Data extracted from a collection
# # # #
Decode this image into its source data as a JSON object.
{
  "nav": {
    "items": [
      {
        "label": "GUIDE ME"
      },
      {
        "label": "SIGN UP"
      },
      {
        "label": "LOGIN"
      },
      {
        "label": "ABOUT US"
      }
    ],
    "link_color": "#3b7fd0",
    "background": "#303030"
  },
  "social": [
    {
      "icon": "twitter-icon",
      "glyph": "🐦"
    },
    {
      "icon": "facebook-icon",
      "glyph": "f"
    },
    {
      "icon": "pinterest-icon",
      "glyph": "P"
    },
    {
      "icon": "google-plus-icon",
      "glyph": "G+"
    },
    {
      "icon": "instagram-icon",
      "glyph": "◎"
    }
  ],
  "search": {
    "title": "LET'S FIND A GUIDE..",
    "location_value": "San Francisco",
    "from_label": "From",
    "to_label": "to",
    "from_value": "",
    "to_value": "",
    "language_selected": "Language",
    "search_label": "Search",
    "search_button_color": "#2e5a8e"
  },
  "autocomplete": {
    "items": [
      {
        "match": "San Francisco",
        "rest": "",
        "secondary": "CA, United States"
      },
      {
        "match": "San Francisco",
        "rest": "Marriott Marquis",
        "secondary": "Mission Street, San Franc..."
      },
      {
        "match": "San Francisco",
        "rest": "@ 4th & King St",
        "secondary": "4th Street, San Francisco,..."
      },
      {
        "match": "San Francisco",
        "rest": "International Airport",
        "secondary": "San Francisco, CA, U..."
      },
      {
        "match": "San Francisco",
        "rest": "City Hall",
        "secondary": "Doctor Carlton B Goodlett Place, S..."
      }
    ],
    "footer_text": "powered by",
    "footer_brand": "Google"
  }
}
# # # #
**The request:** Copy each line above that contains the word "secondary".

**Correct answer:**
        "secondary": "CA, United States"
        "secondary": "Mission Street, San Franc..."
        "secondary": "4th Street, San Francisco,..."
        "secondary": "San Francisco, CA, U..."
        "secondary": "Doctor Carlton B Goodlett Place, S..."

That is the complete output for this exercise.